> [Task instructions]
Gather each line of the records where "ylabel" appears.
::::::
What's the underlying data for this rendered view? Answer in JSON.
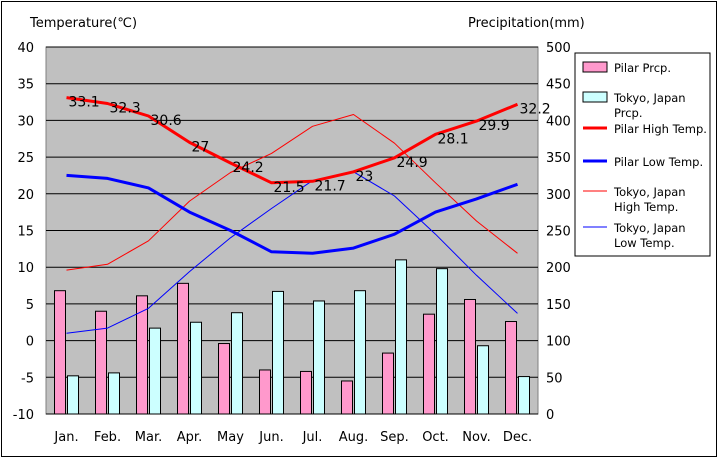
{
  "chart_data": {
    "type": "bar",
    "title": "",
    "y_left_label": "Temperature(℃)",
    "y_right_label": "Precipitation(mm)",
    "y_left_range": [
      -10,
      40
    ],
    "y_left_ticks": [
      -10,
      -5,
      0,
      5,
      10,
      15,
      20,
      25,
      30,
      35,
      40
    ],
    "y_right_range": [
      0,
      500
    ],
    "y_right_ticks": [
      0,
      50,
      100,
      150,
      200,
      250,
      300,
      350,
      400,
      450,
      500
    ],
    "grid": true,
    "legend_position": "right",
    "categories": [
      "Jan.",
      "Feb.",
      "Mar.",
      "Apr.",
      "May",
      "Jun.",
      "Jul.",
      "Aug.",
      "Sep.",
      "Oct.",
      "Nov.",
      "Dec."
    ],
    "series": [
      {
        "name": "Pilar Prcp.",
        "type": "bar",
        "axis": "right",
        "color": "#ff99cc",
        "values": [
          168,
          140,
          161,
          178,
          96,
          60,
          58,
          45,
          83,
          136,
          156,
          126
        ]
      },
      {
        "name": "Tokyo, Japan Prcp.",
        "type": "bar",
        "axis": "right",
        "color": "#ccffff",
        "values": [
          52,
          56,
          117,
          125,
          138,
          167,
          154,
          168,
          210,
          198,
          93,
          51
        ]
      },
      {
        "name": "Pilar High Temp.",
        "type": "line",
        "axis": "left",
        "color": "#ff0000",
        "width": 3,
        "show_labels": true,
        "values": [
          33.1,
          32.3,
          30.6,
          27,
          24.2,
          21.5,
          21.7,
          23,
          24.9,
          28.1,
          29.9,
          32.2
        ]
      },
      {
        "name": "Pilar Low Temp.",
        "type": "line",
        "axis": "left",
        "color": "#0000ff",
        "width": 3,
        "values": [
          22.5,
          22.1,
          20.8,
          17.5,
          15,
          12.1,
          11.9,
          12.6,
          14.5,
          17.5,
          19.3,
          21.3
        ]
      },
      {
        "name": "Tokyo, Japan High Temp.",
        "type": "line",
        "axis": "left",
        "color": "#ff0000",
        "width": 1,
        "values": [
          9.6,
          10.4,
          13.6,
          19.0,
          22.9,
          25.5,
          29.2,
          30.8,
          26.9,
          21.5,
          16.3,
          11.9
        ]
      },
      {
        "name": "Tokyo, Japan Low Temp.",
        "type": "line",
        "axis": "left",
        "color": "#0000ff",
        "width": 1,
        "values": [
          1.0,
          1.7,
          4.4,
          9.4,
          14.0,
          18.0,
          21.8,
          23.0,
          19.7,
          14.5,
          8.9,
          3.7
        ]
      }
    ],
    "legend_lines": [
      [
        "Pilar Prcp."
      ],
      [
        "Tokyo, Japan",
        "Prcp."
      ],
      [
        "Pilar High Temp."
      ],
      [
        "Pilar Low Temp."
      ],
      [
        "Tokyo, Japan",
        "High Temp."
      ],
      [
        "Tokyo, Japan",
        "Low Temp."
      ]
    ]
  }
}
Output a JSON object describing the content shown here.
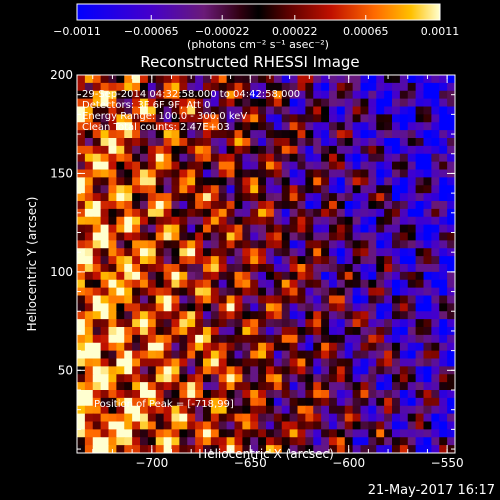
{
  "chart_data": {
    "type": "heatmap",
    "title": "Reconstructed RHESSI Image",
    "xlabel": "Heliocentric X (arcsec)",
    "ylabel": "Heliocentric Y (arcsec)",
    "xlim": [
      -738,
      -546
    ],
    "ylim": [
      8,
      200
    ],
    "x_ticks": [
      -700,
      -650,
      -600,
      -550
    ],
    "x_tick_labels": [
      "−700",
      "−650",
      "−600",
      "−550"
    ],
    "y_ticks": [
      50,
      100,
      150,
      200
    ],
    "y_tick_labels": [
      "50",
      "100",
      "150",
      "200"
    ],
    "colorbar": {
      "range": [
        -0.0011,
        0.0011
      ],
      "tick_labels": [
        "−0.0011",
        "−0.00065",
        "−0.00022",
        "0.00022",
        "0.00065",
        "0.0011"
      ],
      "units_label": "(photons cm⁻² s⁻¹ asec⁻²)"
    },
    "annotations": [
      "29-Sep-2014 04:32:58.000 to 04:42:58.000",
      "Detectors: 3F 6F 9F, Att 0",
      "Energy Range: 100.0 - 300.0 keV",
      "Clean    Total counts: 2.47E+03",
      "Position of Peak = [-718,99]"
    ],
    "peak_position": [
      -718,
      99
    ],
    "grid": false
  },
  "footer": {
    "timestamp": "21-May-2017 16:17"
  }
}
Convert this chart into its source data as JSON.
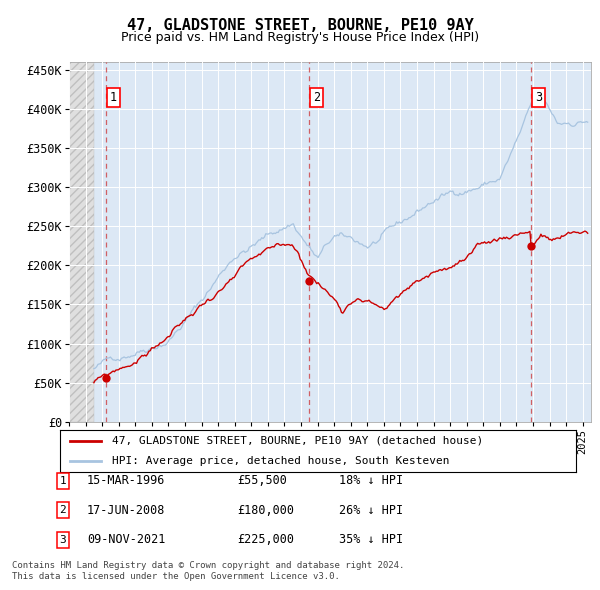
{
  "title": "47, GLADSTONE STREET, BOURNE, PE10 9AY",
  "subtitle": "Price paid vs. HM Land Registry's House Price Index (HPI)",
  "transactions": [
    {
      "num": 1,
      "date_str": "15-MAR-1996",
      "date_x": 1996.21,
      "price": 55500,
      "pct": "18%"
    },
    {
      "num": 2,
      "date_str": "17-JUN-2008",
      "date_x": 2008.46,
      "price": 180000,
      "pct": "26%"
    },
    {
      "num": 3,
      "date_str": "09-NOV-2021",
      "date_x": 2021.86,
      "price": 225000,
      "pct": "35%"
    }
  ],
  "legend_house": "47, GLADSTONE STREET, BOURNE, PE10 9AY (detached house)",
  "legend_hpi": "HPI: Average price, detached house, South Kesteven",
  "footer1": "Contains HM Land Registry data © Crown copyright and database right 2024.",
  "footer2": "This data is licensed under the Open Government Licence v3.0.",
  "hpi_color": "#a8c4e0",
  "house_color": "#cc0000",
  "dashed_color": "#cc3333",
  "background_plot": "#dce8f5",
  "xlim": [
    1994,
    2025.5
  ],
  "ylim": [
    0,
    460000
  ],
  "yticks": [
    0,
    50000,
    100000,
    150000,
    200000,
    250000,
    300000,
    350000,
    400000,
    450000
  ],
  "hatch_end": 1995.5
}
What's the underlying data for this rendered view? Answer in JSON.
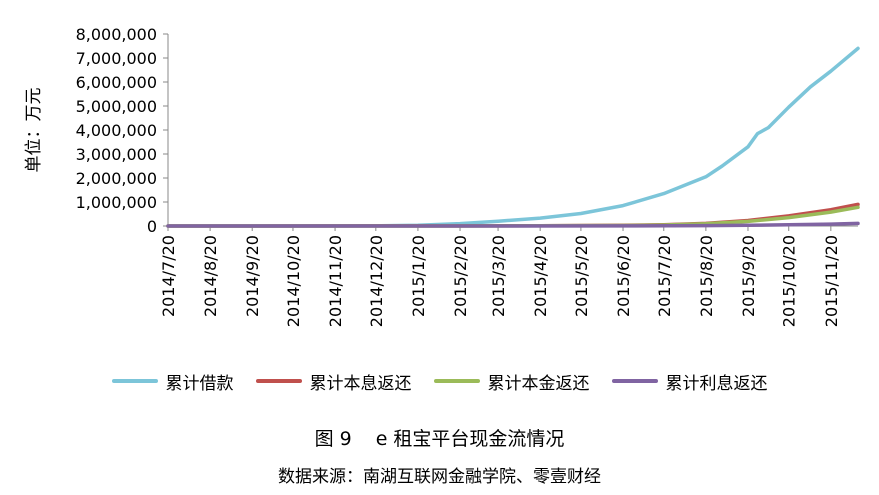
{
  "chart_data": {
    "type": "line",
    "ylabel": "单位：万元",
    "xlabel": "",
    "ylim": [
      0,
      8000000
    ],
    "yticks": [
      0,
      1000000,
      2000000,
      3000000,
      4000000,
      5000000,
      6000000,
      7000000,
      8000000
    ],
    "ytick_labels": [
      "0",
      "1,000,000",
      "2,000,000",
      "3,000,000",
      "4,000,000",
      "5,000,000",
      "6,000,000",
      "7,000,000",
      "8,000,000"
    ],
    "x_start": "2014-07-20",
    "x_end": "2015-12-10",
    "xtick_labels": [
      "2014/7/20",
      "2014/8/20",
      "2014/9/20",
      "2014/10/20",
      "2014/11/20",
      "2014/12/20",
      "2015/1/20",
      "2015/2/20",
      "2015/3/20",
      "2015/4/20",
      "2015/5/20",
      "2015/6/20",
      "2015/7/20",
      "2015/8/20",
      "2015/9/20",
      "2015/10/20",
      "2015/11/20"
    ],
    "grid": false,
    "legend_position": "bottom",
    "series": [
      {
        "name": "累计借款",
        "color": "#7cc5d9",
        "x": [
          "2014-07-20",
          "2014-10-20",
          "2014-12-20",
          "2015-01-20",
          "2015-02-20",
          "2015-03-20",
          "2015-04-20",
          "2015-05-20",
          "2015-06-20",
          "2015-07-20",
          "2015-08-20",
          "2015-09-01",
          "2015-09-20",
          "2015-09-27",
          "2015-10-05",
          "2015-10-20",
          "2015-11-05",
          "2015-11-20",
          "2015-12-10"
        ],
        "values": [
          0,
          2000,
          10000,
          30000,
          100000,
          200000,
          330000,
          520000,
          850000,
          1350000,
          2050000,
          2500000,
          3300000,
          3850000,
          4100000,
          4950000,
          5800000,
          6450000,
          7400000
        ]
      },
      {
        "name": "累计本息返还",
        "color": "#c0504d",
        "x": [
          "2014-07-20",
          "2015-02-20",
          "2015-04-20",
          "2015-06-20",
          "2015-07-20",
          "2015-08-20",
          "2015-09-20",
          "2015-10-20",
          "2015-11-20",
          "2015-12-10"
        ],
        "values": [
          0,
          3000,
          12000,
          30000,
          55000,
          110000,
          230000,
          420000,
          680000,
          900000
        ]
      },
      {
        "name": "累计本金返还",
        "color": "#9bbb59",
        "x": [
          "2014-07-20",
          "2015-02-20",
          "2015-04-20",
          "2015-06-20",
          "2015-07-20",
          "2015-08-20",
          "2015-09-20",
          "2015-10-20",
          "2015-11-20",
          "2015-12-10"
        ],
        "values": [
          0,
          2000,
          8000,
          22000,
          42000,
          90000,
          190000,
          350000,
          580000,
          780000
        ]
      },
      {
        "name": "累计利息返还",
        "color": "#8064a2",
        "x": [
          "2014-07-20",
          "2015-03-20",
          "2015-06-20",
          "2015-08-20",
          "2015-09-20",
          "2015-10-20",
          "2015-11-20",
          "2015-12-10"
        ],
        "values": [
          0,
          2000,
          6000,
          16000,
          30000,
          50000,
          80000,
          110000
        ]
      }
    ]
  },
  "caption": {
    "figure_number": "图 9",
    "title": "e 租宝平台现金流情况"
  },
  "source_note": "数据来源：南湖互联网金融学院、零壹财经"
}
::::::
> [Solution for this exercise]
    "ylabel": "Heliocentric Y (arcsec)",
    "ylabel": "单位：万元",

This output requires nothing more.